= PROBLEM DETAILS =
Reproduce the listing word for word. Skip any image.

= DATASET RECORDS =
** Begin **
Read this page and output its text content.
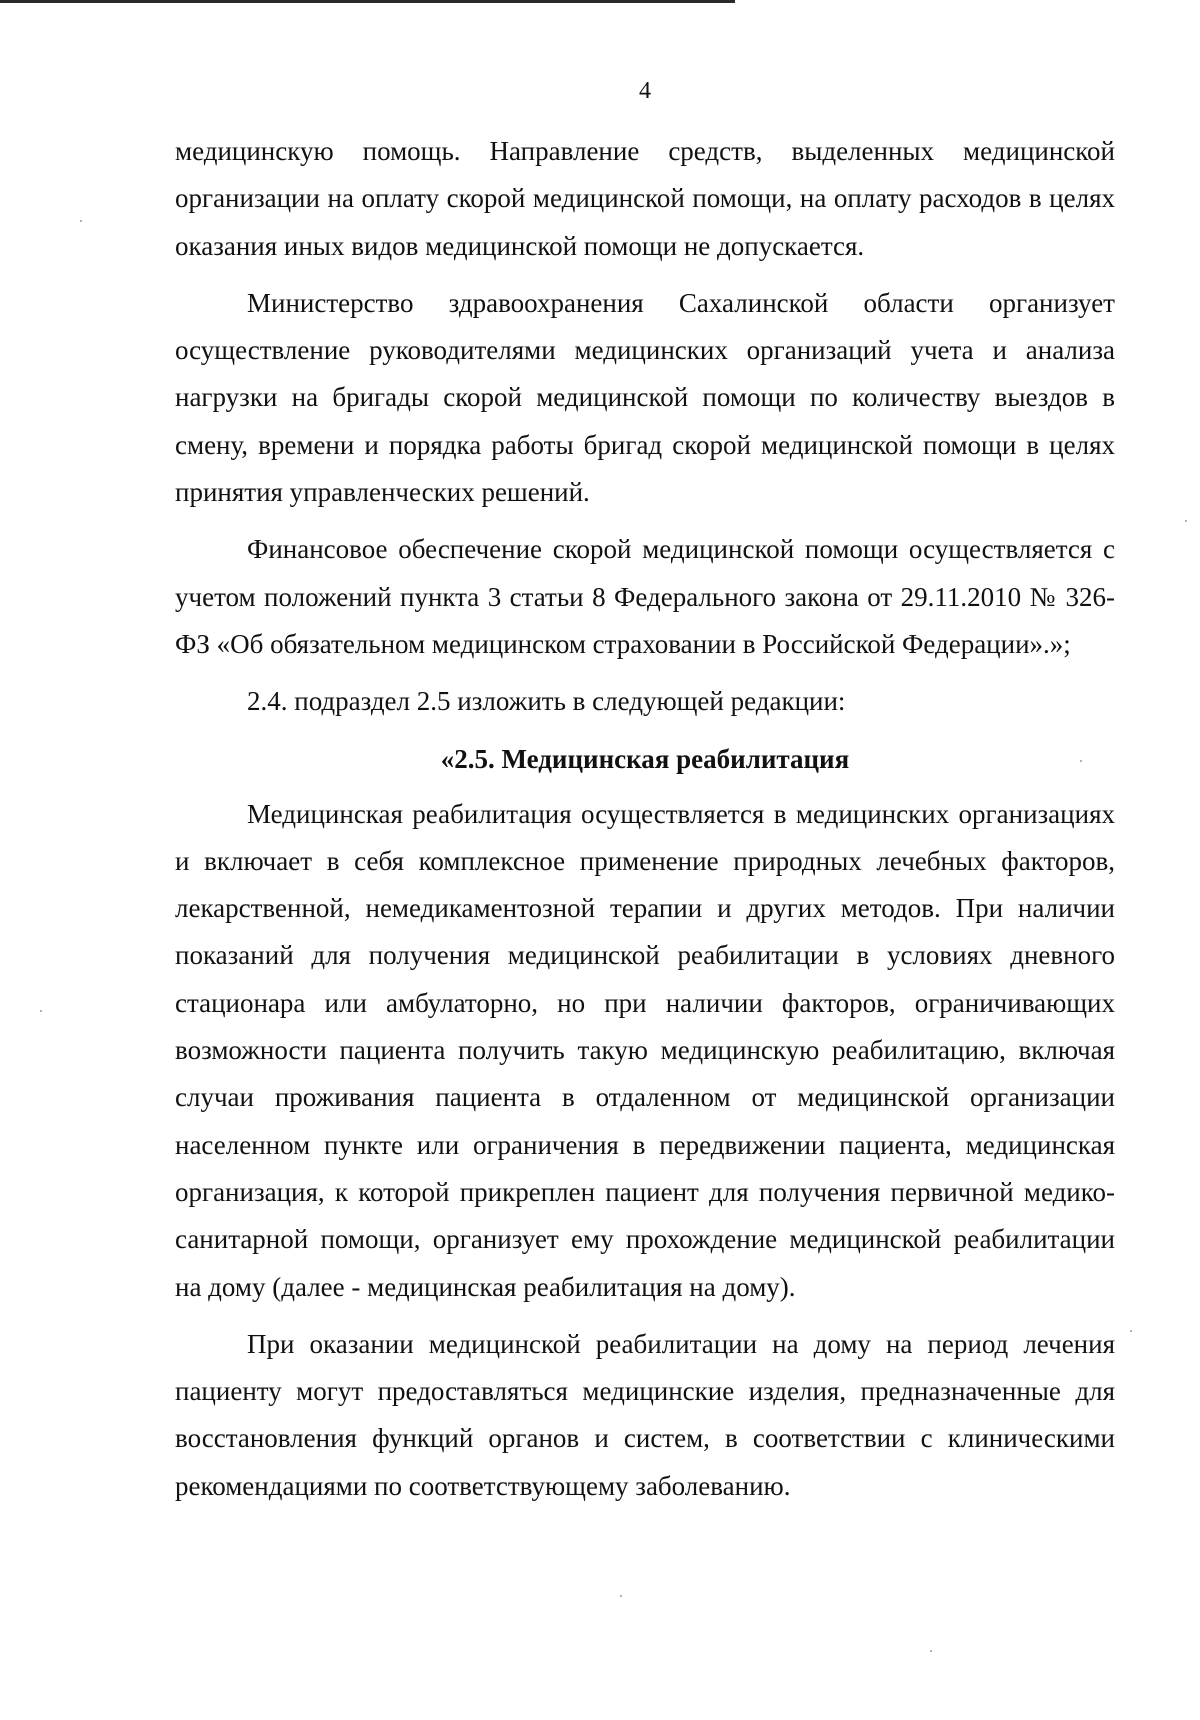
4

медицинскую помощь. Направление средств, выделенных медицинской организации на оплату скорой медицинской помощи, на оплату расходов в целях оказания иных видов медицинской помощи не допускается.

Министерство здравоохранения Сахалинской области организует осуществление руководителями медицинских организаций учета и анализа нагрузки на бригады скорой медицинской помощи по количеству выездов в смену, времени и порядка работы бригад скорой медицинской помощи в целях принятия управленческих решений.

Финансовое обеспечение скорой медицинской помощи осуществляется с учетом положений пункта 3 статьи 8 Федерального закона от 29.11.2010 № 326-ФЗ «Об обязательном медицинском страховании в Российской Федерации».»;

2.4. подраздел 2.5 изложить в следующей редакции:

«2.5. Медицинская реабилитация

Медицинская реабилитация осуществляется в медицинских организациях и включает в себя комплексное применение природных лечебных факторов, лекарственной, немедикаментозной терапии и других методов. При наличии показаний для получения медицинской реабилитации в условиях дневного стационара или амбулаторно, но при наличии факторов, ограничивающих возможности пациента получить такую медицинскую реабилитацию, включая случаи проживания пациента в отдаленном от медицинской организации населенном пункте или ограничения в передвижении пациента, медицинская организация, к которой прикреплен пациент для получения первичной медико-санитарной помощи, организует ему прохождение медицинской реабилитации на дому (далее - медицинская реабилитация на дому).

При оказании медицинской реабилитации на дому на период лечения пациенту могут предоставляться медицинские изделия, предназначенные для восстановления функций органов и систем, в соответствии с клиническими рекомендациями по соответствующему заболеванию.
** End **
= TASK ANSWER =
Read this page and output its text content.
4

медицинскую помощь. Направление средств, выделенных медицинской организации на оплату скорой медицинской помощи, на оплату расходов в целях оказания иных видов медицинской помощи не допускается.

Министерство здравоохранения Сахалинской области организует осуществление руководителями медицинских организаций учета и анализа нагрузки на бригады скорой медицинской помощи по количеству выездов в смену, времени и порядка работы бригад скорой медицинской помощи в целях принятия управленческих решений.

Финансовое обеспечение скорой медицинской помощи осуществляется с учетом положений пункта 3 статьи 8 Федерального закона от 29.11.2010 № 326-ФЗ «Об обязательном медицинском страховании в Российской Федерации».»;

2.4. подраздел 2.5 изложить в следующей редакции:

«2.5. Медицинская реабилитация

Медицинская реабилитация осуществляется в медицинских организациях и включает в себя комплексное применение природных лечебных факторов, лекарственной, немедикаментозной терапии и других методов. При наличии показаний для получения медицинской реабилитации в условиях дневного стационара или амбулаторно, но при наличии факторов, ограничивающих возможности пациента получить такую медицинскую реабилитацию, включая случаи проживания пациента в отдаленном от медицинской организации населенном пункте или ограничения в передвижении пациента, медицинская организация, к которой прикреплен пациент для получения первичной медико-санитарной помощи, организует ему прохождение медицинской реабилитации на дому (далее - медицинская реабилитация на дому).

При оказании медицинской реабилитации на дому на период лечения пациенту могут предоставляться медицинские изделия, предназначенные для восстановления функций органов и систем, в соответствии с клиническими рекомендациями по соответствующему заболеванию.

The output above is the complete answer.